Task requirements:
Produce an exact copy of all the data below, dropping every image.

Recorded data
+--

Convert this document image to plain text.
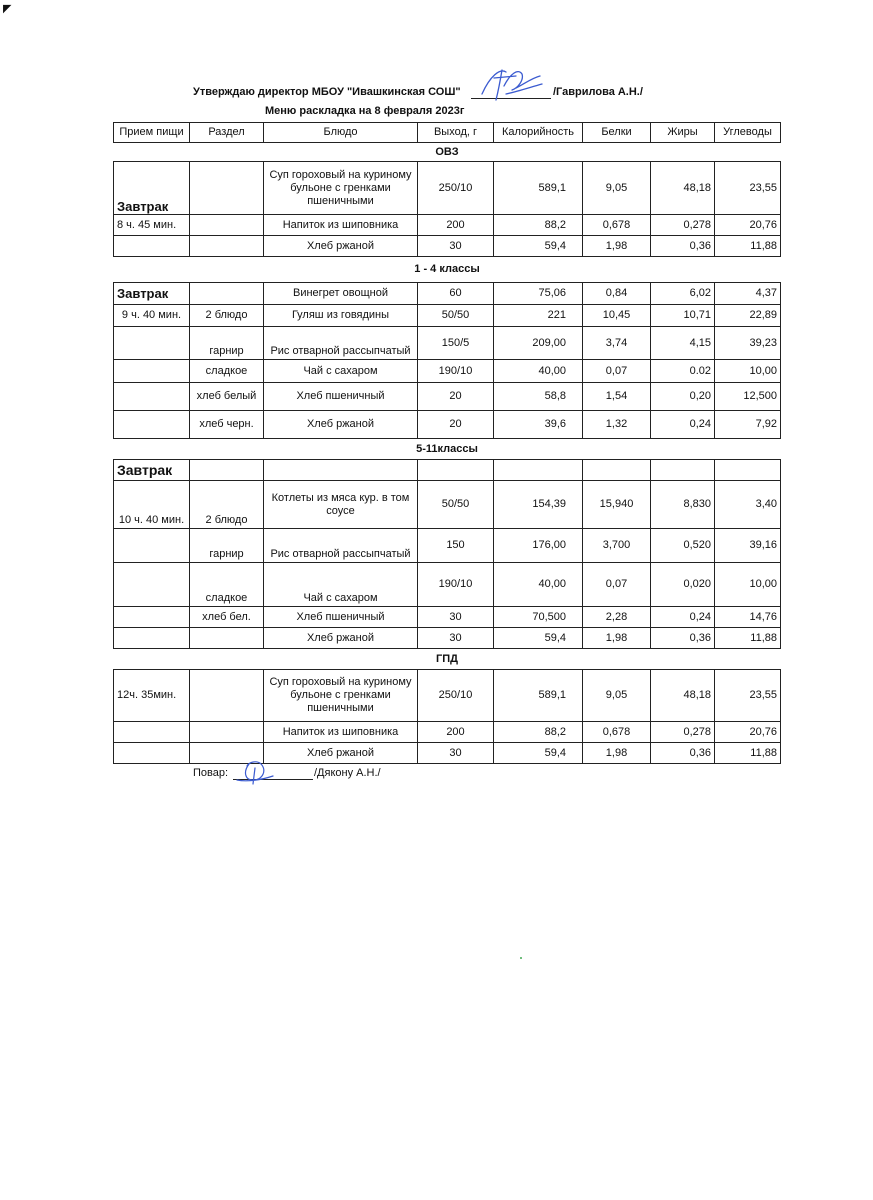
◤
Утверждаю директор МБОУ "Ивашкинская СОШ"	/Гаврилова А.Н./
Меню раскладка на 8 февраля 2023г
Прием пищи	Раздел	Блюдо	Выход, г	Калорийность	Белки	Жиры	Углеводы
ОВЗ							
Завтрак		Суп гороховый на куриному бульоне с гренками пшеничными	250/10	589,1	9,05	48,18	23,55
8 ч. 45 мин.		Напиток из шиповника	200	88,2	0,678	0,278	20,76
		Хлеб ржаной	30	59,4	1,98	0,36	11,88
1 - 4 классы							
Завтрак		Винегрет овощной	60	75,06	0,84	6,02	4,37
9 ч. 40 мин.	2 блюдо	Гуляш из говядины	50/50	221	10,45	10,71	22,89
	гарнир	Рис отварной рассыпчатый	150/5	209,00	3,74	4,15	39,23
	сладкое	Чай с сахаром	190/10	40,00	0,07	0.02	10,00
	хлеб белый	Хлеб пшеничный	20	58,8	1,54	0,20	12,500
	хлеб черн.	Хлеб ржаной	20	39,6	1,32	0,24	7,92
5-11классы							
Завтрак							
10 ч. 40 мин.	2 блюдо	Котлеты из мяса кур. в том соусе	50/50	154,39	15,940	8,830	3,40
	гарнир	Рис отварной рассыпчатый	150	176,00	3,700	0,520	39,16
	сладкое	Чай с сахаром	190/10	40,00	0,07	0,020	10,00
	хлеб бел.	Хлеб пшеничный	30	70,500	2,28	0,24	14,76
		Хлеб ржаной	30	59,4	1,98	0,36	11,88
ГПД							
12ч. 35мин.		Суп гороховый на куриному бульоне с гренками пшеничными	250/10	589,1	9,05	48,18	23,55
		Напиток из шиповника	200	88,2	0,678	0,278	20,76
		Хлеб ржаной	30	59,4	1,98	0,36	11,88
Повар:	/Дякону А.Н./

+--

Finished exercise:
Convert this document image to plain text.
◤
Утверждаю директор МБОУ "Ивашкинская СОШ"	/Гаврилова А.Н./
Меню раскладка на 8 февраля 2023г
Прием пищи	Раздел	Блюдо	Выход, г	Калорийность	Белки	Жиры	Углеводы
ОВЗ							
Завтрак		Суп гороховый на куриному бульоне с гренками пшеничными	250/10	589,1	9,05	48,18	23,55
8 ч. 45 мин.		Напиток из шиповника	200	88,2	0,678	0,278	20,76
		Хлеб ржаной	30	59,4	1,98	0,36	11,88
1 - 4 классы							
Завтрак		Винегрет овощной	60	75,06	0,84	6,02	4,37
9 ч. 40 мин.	2 блюдо	Гуляш из говядины	50/50	221	10,45	10,71	22,89
	гарнир	Рис отварной рассыпчатый	150/5	209,00	3,74	4,15	39,23
	сладкое	Чай с сахаром	190/10	40,00	0,07	0.02	10,00
	хлеб белый	Хлеб пшеничный	20	58,8	1,54	0,20	12,500
	хлеб черн.	Хлеб ржаной	20	39,6	1,32	0,24	7,92
5-11классы							
Завтрак							
10 ч. 40 мин.	2 блюдо	Котлеты из мяса кур. в том соусе	50/50	154,39	15,940	8,830	3,40
	гарнир	Рис отварной рассыпчатый	150	176,00	3,700	0,520	39,16
	сладкое	Чай с сахаром	190/10	40,00	0,07	0,020	10,00
	хлеб бел.	Хлеб пшеничный	30	70,500	2,28	0,24	14,76
		Хлеб ржаной	30	59,4	1,98	0,36	11,88
ГПД							
12ч. 35мин.		Суп гороховый на куриному бульоне с гренками пшеничными	250/10	589,1	9,05	48,18	23,55
		Напиток из шиповника	200	88,2	0,678	0,278	20,76
		Хлеб ржаной	30	59,4	1,98	0,36	11,88
Повар:	/Дякону А.Н./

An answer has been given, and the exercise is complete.